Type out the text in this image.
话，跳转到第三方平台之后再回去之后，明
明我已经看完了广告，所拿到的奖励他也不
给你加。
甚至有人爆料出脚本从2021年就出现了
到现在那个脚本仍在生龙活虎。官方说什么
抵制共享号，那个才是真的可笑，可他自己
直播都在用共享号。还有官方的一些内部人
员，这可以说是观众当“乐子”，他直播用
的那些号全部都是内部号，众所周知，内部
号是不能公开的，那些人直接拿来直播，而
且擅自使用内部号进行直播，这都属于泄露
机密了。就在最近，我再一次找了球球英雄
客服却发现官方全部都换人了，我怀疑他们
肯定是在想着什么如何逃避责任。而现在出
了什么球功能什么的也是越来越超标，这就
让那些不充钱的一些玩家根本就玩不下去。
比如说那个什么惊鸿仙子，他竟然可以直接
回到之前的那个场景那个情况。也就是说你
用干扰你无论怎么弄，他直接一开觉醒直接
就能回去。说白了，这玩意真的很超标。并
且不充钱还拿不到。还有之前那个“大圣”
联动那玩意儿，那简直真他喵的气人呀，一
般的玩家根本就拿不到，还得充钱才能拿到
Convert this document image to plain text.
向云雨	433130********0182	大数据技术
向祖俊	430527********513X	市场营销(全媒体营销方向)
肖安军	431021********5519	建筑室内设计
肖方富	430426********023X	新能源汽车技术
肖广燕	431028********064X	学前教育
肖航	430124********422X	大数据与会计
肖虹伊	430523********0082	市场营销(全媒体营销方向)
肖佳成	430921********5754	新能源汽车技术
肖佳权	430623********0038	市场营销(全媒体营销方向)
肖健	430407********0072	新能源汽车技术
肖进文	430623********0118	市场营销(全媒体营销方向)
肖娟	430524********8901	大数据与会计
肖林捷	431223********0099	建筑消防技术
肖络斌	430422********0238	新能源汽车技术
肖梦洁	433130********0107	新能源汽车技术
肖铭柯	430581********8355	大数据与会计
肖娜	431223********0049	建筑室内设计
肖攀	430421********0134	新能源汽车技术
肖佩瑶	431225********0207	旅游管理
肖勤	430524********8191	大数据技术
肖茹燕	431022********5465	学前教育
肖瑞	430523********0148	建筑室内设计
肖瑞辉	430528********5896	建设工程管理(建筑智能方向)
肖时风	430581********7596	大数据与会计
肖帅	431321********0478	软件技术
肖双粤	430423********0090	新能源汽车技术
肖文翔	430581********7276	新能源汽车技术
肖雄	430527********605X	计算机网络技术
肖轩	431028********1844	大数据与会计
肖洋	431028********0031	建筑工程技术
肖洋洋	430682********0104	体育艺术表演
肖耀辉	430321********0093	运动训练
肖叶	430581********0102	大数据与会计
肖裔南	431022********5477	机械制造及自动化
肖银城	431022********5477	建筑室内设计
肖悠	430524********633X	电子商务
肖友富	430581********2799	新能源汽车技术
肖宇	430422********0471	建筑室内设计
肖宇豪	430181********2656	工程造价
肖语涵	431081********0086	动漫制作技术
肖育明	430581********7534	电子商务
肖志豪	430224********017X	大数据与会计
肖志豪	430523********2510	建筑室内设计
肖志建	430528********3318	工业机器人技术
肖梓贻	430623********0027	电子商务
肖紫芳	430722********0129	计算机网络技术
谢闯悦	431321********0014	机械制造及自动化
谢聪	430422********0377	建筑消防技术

Work to do: Write out the material from the first line to the last, exactly.

Exercise output:
Type out the text in this image.
话，跳转到第三方平台之后再回去之后，明
明我已经看完了广告，所拿到的奖励他也不
给你加。
甚至有人爆料出脚本从2021年就出现了
到现在那个脚本仍在生龙活虎。官方说什么
抵制共享号，那个才是真的可笑，可他自己
直播都在用共享号。还有官方的一些内部人
员，这可以说是观众当“乐子”，他直播用
的那些号全部都是内部号，众所周知，内部
号是不能公开的，那些人直接拿来直播，而
且擅自使用内部号进行直播，这都属于泄露
机密了。就在最近，我再一次找了球球英雄
客服却发现官方全部都换人了，我怀疑他们
肯定是在想着什么如何逃避责任。而现在出
了什么球功能什么的也是越来越超标，这就
让那些不充钱的一些玩家根本就玩不下去。
比如说那个什么惊鸿仙子，他竟然可以直接
回到之前的那个场景那个情况。也就是说你
用干扰你无论怎么弄，他直接一开觉醒直接
就能回去。说白了，这玩意真的很超标。并
且不充钱还拿不到。还有之前那个“大圣”
联动那玩意儿，那简直真他喵的气人呀，一
般的玩家根本就拿不到，还得充钱才能拿到
Convert this document image to plain text.
向云雨	433130********0182	大数据技术
向祖俊	430527********513X	市场营销(全媒体营销方向)
肖安军	431021********5519	建筑室内设计
肖方富	430426********023X	新能源汽车技术
肖广燕	431028********064X	学前教育
肖航	430124********422X	大数据与会计
肖虹伊	430523********0082	市场营销(全媒体营销方向)
肖佳成	430921********5754	新能源汽车技术
肖佳权	430623********0038	市场营销(全媒体营销方向)
肖健	430407********0072	新能源汽车技术
肖进文	430623********0118	市场营销(全媒体营销方向)
肖娟	430524********8901	大数据与会计
肖林捷	431223********0099	建筑消防技术
肖络斌	430422********0238	新能源汽车技术
肖梦洁	433130********0107	新能源汽车技术
肖铭柯	430581********8355	大数据与会计
肖娜	431223********0049	建筑室内设计
肖攀	430421********0134	新能源汽车技术
肖佩瑶	431225********0207	旅游管理
肖勤	430524********8191	大数据技术
肖茹燕	431022********5465	学前教育
肖瑞	430523********0148	建筑室内设计
肖瑞辉	430528********5896	建设工程管理(建筑智能方向)
肖时风	430581********7596	大数据与会计
肖帅	431321********0478	软件技术
肖双粤	430423********0090	新能源汽车技术
肖文翔	430581********7276	新能源汽车技术
肖雄	430527********605X	计算机网络技术
肖轩	431028********1844	大数据与会计
肖洋	431028********0031	建筑工程技术
肖洋洋	430682********0104	体育艺术表演
肖耀辉	430321********0093	运动训练
肖叶	430581********0102	大数据与会计
肖裔南	431022********5477	机械制造及自动化
肖银城	431022********5477	建筑室内设计
肖悠	430524********633X	电子商务
肖友富	430581********2799	新能源汽车技术
肖宇	430422********0471	建筑室内设计
肖宇豪	430181********2656	工程造价
肖语涵	431081********0086	动漫制作技术
肖育明	430581********7534	电子商务
肖志豪	430224********017X	大数据与会计
肖志豪	430523********2510	建筑室内设计
肖志建	430528********3318	工业机器人技术
肖梓贻	430623********0027	电子商务
肖紫芳	430722********0129	计算机网络技术
谢闯悦	431321********0014	机械制造及自动化
谢聪	430422********0377	建筑消防技术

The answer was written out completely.